> [What you should do] Return the complete listing that follows, with each line reproduced exactly.
— Start Material for the task —
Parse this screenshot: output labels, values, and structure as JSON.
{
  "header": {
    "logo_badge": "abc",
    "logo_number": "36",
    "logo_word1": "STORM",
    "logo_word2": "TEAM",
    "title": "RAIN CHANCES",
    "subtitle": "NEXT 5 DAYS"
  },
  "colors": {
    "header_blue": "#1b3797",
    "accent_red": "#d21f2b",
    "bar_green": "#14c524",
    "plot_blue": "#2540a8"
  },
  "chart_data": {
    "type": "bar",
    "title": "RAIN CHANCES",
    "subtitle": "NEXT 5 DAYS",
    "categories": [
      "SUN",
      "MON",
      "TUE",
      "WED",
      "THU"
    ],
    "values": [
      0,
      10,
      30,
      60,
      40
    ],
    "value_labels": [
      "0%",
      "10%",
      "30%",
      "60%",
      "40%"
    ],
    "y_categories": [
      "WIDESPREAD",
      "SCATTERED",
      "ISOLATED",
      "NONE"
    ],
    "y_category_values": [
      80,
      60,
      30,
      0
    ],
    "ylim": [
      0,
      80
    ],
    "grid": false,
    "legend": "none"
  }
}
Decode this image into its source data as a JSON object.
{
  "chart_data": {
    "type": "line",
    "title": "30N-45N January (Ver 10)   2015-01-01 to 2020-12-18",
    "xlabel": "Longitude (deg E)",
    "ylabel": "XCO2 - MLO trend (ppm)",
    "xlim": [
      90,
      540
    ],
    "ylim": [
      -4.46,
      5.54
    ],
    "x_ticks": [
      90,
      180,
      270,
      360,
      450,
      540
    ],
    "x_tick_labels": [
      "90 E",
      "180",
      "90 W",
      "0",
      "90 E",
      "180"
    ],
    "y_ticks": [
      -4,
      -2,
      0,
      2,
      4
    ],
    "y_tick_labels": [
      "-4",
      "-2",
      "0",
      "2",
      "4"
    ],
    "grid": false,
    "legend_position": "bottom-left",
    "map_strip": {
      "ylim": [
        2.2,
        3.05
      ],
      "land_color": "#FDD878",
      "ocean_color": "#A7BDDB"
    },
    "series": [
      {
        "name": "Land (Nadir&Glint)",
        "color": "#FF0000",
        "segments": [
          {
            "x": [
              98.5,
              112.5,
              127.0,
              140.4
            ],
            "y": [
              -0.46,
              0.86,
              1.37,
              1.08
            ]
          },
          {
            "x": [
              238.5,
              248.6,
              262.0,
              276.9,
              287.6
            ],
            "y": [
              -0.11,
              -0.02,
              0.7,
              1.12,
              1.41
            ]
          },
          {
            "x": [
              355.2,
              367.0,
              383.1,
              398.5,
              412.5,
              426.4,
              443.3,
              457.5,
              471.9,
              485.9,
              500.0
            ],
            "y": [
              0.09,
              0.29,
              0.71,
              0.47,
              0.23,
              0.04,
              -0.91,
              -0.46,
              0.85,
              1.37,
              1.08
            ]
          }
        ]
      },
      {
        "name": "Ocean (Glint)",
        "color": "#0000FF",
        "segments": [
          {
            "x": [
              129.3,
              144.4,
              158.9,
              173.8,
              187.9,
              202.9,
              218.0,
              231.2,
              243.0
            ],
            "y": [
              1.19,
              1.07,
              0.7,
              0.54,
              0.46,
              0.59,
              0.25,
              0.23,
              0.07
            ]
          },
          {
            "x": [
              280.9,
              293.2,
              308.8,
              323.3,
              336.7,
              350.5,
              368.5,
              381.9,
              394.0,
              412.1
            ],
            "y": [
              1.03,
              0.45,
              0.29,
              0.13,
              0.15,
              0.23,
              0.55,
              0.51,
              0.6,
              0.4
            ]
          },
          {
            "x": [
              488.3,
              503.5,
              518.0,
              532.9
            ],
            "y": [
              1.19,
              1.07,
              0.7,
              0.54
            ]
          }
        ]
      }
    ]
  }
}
— End Material for the task —
> [Response]
Parse this screenshot: output labels, values, and structure as JSON.
{
  "header": {
    "logo_badge": "abc",
    "logo_number": "36",
    "logo_word1": "STORM",
    "logo_word2": "TEAM",
    "title": "RAIN CHANCES",
    "subtitle": "NEXT 5 DAYS"
  },
  "colors": {
    "header_blue": "#1b3797",
    "accent_red": "#d21f2b",
    "bar_green": "#14c524",
    "plot_blue": "#2540a8"
  },
  "chart_data": {
    "type": "bar",
    "title": "RAIN CHANCES",
    "subtitle": "NEXT 5 DAYS",
    "categories": [
      "SUN",
      "MON",
      "TUE",
      "WED",
      "THU"
    ],
    "values": [
      0,
      10,
      30,
      60,
      40
    ],
    "value_labels": [
      "0%",
      "10%",
      "30%",
      "60%",
      "40%"
    ],
    "y_categories": [
      "WIDESPREAD",
      "SCATTERED",
      "ISOLATED",
      "NONE"
    ],
    "y_category_values": [
      80,
      60,
      30,
      0
    ],
    "ylim": [
      0,
      80
    ],
    "grid": false,
    "legend": "none"
  }
}
Decode this image into its source data as a JSON object.
{
  "chart_data": {
    "type": "line",
    "title": "30N-45N January (Ver 10)   2015-01-01 to 2020-12-18",
    "xlabel": "Longitude (deg E)",
    "ylabel": "XCO2 - MLO trend (ppm)",
    "xlim": [
      90,
      540
    ],
    "ylim": [
      -4.46,
      5.54
    ],
    "x_ticks": [
      90,
      180,
      270,
      360,
      450,
      540
    ],
    "x_tick_labels": [
      "90 E",
      "180",
      "90 W",
      "0",
      "90 E",
      "180"
    ],
    "y_ticks": [
      -4,
      -2,
      0,
      2,
      4
    ],
    "y_tick_labels": [
      "-4",
      "-2",
      "0",
      "2",
      "4"
    ],
    "grid": false,
    "legend_position": "bottom-left",
    "map_strip": {
      "ylim": [
        2.2,
        3.05
      ],
      "land_color": "#FDD878",
      "ocean_color": "#A7BDDB"
    },
    "series": [
      {
        "name": "Land (Nadir&Glint)",
        "color": "#FF0000",
        "segments": [
          {
            "x": [
              98.5,
              112.5,
              127.0,
              140.4
            ],
            "y": [
              -0.46,
              0.86,
              1.37,
              1.08
            ]
          },
          {
            "x": [
              238.5,
              248.6,
              262.0,
              276.9,
              287.6
            ],
            "y": [
              -0.11,
              -0.02,
              0.7,
              1.12,
              1.41
            ]
          },
          {
            "x": [
              355.2,
              367.0,
              383.1,
              398.5,
              412.5,
              426.4,
              443.3,
              457.5,
              471.9,
              485.9,
              500.0
            ],
            "y": [
              0.09,
              0.29,
              0.71,
              0.47,
              0.23,
              0.04,
              -0.91,
              -0.46,
              0.85,
              1.37,
              1.08
            ]
          }
        ]
      },
      {
        "name": "Ocean (Glint)",
        "color": "#0000FF",
        "segments": [
          {
            "x": [
              129.3,
              144.4,
              158.9,
              173.8,
              187.9,
              202.9,
              218.0,
              231.2,
              243.0
            ],
            "y": [
              1.19,
              1.07,
              0.7,
              0.54,
              0.46,
              0.59,
              0.25,
              0.23,
              0.07
            ]
          },
          {
            "x": [
              280.9,
              293.2,
              308.8,
              323.3,
              336.7,
              350.5,
              368.5,
              381.9,
              394.0,
              412.1
            ],
            "y": [
              1.03,
              0.45,
              0.29,
              0.13,
              0.15,
              0.23,
              0.55,
              0.51,
              0.6,
              0.4
            ]
          },
          {
            "x": [
              488.3,
              503.5,
              518.0,
              532.9
            ],
            "y": [
              1.19,
              1.07,
              0.7,
              0.54
            ]
          }
        ]
      }
    ]
  }
}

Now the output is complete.